*EXERCISE TASK*:
Locate each line of the material that contains "digital", then return it.

Entries with figure data:
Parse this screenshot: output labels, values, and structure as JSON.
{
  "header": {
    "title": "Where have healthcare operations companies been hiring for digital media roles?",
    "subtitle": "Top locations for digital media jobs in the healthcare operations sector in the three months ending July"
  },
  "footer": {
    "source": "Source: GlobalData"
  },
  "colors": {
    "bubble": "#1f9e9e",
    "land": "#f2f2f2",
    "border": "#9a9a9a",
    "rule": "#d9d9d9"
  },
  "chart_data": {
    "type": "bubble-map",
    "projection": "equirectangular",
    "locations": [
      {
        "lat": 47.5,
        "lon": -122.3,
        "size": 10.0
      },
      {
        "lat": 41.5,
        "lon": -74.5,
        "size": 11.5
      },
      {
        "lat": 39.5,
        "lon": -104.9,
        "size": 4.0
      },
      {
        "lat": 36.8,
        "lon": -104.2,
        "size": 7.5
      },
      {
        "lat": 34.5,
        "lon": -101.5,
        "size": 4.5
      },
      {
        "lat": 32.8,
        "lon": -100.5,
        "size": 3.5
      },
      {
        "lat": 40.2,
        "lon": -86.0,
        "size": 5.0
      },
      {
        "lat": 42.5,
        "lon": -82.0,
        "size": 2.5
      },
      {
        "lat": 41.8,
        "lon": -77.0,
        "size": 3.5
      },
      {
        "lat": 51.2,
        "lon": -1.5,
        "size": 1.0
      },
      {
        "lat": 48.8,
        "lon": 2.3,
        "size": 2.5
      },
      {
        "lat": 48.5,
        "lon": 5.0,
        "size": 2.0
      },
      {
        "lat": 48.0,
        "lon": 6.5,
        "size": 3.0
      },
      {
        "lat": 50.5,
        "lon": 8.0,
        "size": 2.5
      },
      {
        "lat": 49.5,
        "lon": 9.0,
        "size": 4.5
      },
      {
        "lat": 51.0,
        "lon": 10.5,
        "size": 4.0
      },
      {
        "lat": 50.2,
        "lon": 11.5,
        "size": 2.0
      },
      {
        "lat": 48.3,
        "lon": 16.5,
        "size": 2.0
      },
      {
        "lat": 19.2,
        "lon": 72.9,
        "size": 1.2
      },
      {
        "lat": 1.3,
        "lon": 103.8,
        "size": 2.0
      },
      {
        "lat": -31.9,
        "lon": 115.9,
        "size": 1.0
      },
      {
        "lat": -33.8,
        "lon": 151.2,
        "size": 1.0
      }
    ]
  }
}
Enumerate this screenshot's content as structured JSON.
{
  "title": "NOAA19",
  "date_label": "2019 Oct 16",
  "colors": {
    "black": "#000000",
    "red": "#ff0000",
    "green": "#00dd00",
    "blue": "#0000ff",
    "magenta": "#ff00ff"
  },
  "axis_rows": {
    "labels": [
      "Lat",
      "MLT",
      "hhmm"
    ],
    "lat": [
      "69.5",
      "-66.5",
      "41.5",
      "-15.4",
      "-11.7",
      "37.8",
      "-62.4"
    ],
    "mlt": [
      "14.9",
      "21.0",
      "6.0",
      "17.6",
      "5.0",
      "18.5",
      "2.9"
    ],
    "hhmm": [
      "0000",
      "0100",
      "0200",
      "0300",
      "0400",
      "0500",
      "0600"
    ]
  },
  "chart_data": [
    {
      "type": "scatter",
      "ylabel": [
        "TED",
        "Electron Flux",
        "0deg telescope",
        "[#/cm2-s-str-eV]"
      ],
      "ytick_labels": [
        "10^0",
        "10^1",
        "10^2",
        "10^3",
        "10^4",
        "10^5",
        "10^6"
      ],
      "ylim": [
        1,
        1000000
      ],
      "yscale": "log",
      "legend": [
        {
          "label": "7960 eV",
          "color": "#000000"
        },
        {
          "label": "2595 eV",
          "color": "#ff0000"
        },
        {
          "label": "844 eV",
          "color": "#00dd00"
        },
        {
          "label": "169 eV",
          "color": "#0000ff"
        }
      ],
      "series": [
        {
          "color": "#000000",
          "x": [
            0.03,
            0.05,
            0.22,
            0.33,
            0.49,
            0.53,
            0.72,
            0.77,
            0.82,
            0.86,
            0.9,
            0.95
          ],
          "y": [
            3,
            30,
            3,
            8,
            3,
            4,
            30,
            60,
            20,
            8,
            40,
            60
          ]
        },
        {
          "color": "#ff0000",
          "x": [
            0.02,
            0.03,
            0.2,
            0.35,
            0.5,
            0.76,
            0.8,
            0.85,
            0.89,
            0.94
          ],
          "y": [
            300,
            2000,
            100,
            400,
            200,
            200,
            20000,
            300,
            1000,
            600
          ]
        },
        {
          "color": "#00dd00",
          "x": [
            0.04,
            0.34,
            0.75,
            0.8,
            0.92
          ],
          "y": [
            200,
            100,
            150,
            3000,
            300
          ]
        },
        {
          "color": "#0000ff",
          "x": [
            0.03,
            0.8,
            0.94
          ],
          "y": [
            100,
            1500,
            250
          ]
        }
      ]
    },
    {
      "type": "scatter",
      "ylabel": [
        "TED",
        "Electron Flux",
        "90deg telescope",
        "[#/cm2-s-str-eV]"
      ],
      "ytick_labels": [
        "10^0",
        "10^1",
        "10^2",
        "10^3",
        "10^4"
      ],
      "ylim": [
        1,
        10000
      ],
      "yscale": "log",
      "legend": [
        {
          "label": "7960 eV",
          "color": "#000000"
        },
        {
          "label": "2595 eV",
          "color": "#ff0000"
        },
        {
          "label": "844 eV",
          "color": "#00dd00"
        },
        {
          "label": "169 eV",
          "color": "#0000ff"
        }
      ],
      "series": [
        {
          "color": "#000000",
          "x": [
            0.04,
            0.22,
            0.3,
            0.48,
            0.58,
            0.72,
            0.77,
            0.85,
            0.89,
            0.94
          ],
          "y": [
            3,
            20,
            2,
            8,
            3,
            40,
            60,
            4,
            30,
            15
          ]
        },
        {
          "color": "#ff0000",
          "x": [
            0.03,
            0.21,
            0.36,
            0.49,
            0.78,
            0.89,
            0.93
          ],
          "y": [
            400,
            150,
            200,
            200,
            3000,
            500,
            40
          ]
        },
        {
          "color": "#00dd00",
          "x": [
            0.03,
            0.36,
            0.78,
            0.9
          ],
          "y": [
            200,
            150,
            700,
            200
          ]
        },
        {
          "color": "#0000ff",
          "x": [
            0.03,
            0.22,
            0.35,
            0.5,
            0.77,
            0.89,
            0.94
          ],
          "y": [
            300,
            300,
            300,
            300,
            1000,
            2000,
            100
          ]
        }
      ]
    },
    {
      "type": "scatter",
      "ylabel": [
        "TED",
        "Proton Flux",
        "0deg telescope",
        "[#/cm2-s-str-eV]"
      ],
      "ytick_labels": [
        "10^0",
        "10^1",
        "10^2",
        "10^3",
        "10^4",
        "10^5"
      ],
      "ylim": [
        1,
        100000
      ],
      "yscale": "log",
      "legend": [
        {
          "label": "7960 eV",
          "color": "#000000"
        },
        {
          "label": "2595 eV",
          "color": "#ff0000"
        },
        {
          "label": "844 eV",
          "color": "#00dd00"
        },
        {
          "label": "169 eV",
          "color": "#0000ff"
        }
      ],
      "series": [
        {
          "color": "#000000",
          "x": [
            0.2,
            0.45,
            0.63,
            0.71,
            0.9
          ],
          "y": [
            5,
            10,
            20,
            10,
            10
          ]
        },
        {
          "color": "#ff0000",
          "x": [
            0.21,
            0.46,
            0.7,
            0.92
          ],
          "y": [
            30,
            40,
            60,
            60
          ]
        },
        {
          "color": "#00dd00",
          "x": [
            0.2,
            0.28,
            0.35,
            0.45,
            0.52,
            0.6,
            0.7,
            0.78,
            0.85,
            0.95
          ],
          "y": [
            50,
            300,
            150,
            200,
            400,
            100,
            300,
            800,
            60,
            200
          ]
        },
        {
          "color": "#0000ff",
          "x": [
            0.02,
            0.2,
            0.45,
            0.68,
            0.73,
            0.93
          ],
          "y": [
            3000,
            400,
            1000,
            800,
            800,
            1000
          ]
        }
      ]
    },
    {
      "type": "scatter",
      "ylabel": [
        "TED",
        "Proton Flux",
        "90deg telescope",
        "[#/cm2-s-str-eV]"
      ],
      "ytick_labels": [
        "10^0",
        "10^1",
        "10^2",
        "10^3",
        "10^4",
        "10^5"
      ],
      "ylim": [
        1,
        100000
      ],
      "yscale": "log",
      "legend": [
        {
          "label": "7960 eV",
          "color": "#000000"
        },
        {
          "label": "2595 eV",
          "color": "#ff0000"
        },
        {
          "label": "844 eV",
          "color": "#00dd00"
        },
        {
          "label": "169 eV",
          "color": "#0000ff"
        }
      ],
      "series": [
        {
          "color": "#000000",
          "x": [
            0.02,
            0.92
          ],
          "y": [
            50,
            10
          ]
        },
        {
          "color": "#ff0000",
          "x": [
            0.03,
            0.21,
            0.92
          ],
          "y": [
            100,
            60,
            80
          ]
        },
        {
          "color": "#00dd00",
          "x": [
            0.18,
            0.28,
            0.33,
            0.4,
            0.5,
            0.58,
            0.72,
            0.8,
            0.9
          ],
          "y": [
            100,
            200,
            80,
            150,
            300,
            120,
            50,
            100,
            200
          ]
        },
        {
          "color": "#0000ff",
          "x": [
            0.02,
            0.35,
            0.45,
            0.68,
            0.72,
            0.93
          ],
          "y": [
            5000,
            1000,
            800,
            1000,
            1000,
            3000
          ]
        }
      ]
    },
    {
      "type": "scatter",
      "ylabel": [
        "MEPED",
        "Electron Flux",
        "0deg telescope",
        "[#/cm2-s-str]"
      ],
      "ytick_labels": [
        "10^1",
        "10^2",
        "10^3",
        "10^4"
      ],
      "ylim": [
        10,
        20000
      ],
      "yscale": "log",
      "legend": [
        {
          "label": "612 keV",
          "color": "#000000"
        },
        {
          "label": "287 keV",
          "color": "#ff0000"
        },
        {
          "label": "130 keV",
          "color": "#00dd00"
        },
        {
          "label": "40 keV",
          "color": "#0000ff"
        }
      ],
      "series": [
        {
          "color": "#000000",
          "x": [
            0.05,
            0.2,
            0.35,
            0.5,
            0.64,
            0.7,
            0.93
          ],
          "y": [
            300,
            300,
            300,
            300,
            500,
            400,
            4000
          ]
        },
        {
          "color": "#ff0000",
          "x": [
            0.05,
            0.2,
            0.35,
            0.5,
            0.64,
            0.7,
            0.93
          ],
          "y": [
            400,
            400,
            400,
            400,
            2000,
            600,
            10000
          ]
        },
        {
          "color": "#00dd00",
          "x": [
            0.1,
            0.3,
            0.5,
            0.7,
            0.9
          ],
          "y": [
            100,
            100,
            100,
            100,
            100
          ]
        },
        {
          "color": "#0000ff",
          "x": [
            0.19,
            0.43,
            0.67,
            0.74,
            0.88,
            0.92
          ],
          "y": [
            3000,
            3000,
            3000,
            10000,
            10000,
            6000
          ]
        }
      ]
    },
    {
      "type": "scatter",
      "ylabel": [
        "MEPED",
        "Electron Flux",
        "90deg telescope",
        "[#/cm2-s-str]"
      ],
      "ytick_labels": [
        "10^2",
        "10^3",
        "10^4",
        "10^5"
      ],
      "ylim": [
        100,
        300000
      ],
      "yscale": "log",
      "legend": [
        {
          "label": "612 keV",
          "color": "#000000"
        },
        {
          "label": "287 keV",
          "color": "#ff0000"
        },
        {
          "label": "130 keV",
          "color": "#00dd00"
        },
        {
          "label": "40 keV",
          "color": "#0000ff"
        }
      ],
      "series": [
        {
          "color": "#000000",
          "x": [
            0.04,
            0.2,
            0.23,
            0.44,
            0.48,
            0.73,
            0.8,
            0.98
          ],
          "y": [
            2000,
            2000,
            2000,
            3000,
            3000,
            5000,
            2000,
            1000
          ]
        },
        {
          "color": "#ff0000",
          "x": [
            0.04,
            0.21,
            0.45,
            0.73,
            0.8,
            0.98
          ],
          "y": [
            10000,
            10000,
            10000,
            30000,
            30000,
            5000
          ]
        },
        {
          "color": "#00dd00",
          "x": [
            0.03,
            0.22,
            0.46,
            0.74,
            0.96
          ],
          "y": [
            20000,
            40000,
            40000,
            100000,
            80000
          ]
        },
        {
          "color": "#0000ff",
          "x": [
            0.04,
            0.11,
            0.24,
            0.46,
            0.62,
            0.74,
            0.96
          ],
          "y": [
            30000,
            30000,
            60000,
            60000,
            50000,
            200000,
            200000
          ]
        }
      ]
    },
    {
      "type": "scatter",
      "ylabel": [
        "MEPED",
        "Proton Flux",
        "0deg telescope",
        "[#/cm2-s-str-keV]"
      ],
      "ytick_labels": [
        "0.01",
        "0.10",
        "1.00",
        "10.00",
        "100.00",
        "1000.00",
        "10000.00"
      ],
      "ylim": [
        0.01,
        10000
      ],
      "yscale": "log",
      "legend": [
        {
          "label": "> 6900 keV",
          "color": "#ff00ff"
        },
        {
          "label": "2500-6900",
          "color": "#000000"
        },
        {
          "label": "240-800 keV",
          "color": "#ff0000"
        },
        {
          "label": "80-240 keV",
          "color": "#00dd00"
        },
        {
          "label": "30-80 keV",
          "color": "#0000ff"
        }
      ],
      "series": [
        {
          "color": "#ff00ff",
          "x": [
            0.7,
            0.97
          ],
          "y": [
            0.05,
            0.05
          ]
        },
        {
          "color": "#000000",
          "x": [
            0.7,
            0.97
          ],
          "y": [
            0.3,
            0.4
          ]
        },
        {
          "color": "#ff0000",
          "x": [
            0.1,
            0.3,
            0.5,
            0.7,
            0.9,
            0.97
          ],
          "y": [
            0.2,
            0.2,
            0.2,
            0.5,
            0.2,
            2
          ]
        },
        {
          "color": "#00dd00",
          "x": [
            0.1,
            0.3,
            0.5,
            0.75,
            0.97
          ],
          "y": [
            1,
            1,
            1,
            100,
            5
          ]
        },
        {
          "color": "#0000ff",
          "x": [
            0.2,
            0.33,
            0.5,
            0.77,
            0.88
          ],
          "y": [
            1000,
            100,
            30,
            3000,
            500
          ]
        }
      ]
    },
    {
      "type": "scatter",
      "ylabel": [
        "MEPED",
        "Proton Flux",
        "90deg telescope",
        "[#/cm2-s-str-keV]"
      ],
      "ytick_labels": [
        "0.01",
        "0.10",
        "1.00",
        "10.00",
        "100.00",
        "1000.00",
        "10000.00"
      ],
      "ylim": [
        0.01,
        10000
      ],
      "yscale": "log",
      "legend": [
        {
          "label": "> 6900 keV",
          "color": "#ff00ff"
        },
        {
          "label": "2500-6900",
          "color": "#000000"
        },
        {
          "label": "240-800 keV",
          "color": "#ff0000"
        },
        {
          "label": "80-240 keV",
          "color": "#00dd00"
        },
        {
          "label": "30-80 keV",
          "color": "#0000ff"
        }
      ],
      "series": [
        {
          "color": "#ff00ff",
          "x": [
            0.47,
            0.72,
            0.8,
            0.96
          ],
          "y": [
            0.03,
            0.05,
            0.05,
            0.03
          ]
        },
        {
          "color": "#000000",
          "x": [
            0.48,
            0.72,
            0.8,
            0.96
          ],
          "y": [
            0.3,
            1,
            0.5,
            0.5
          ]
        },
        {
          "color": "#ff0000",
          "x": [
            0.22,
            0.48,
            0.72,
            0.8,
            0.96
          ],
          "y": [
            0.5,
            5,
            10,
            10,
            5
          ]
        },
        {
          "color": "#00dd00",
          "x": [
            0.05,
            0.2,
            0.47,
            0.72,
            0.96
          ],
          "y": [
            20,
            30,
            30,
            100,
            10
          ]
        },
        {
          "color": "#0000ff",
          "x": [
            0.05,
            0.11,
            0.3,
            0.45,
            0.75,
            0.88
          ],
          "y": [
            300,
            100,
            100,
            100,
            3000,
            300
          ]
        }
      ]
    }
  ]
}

*FULL OUTPUT*:
    "title": "Where have healthcare operations companies been hiring for digital media roles?",
    "subtitle": "Top locations for digital media jobs in the healthcare operations sector in the three months ending July"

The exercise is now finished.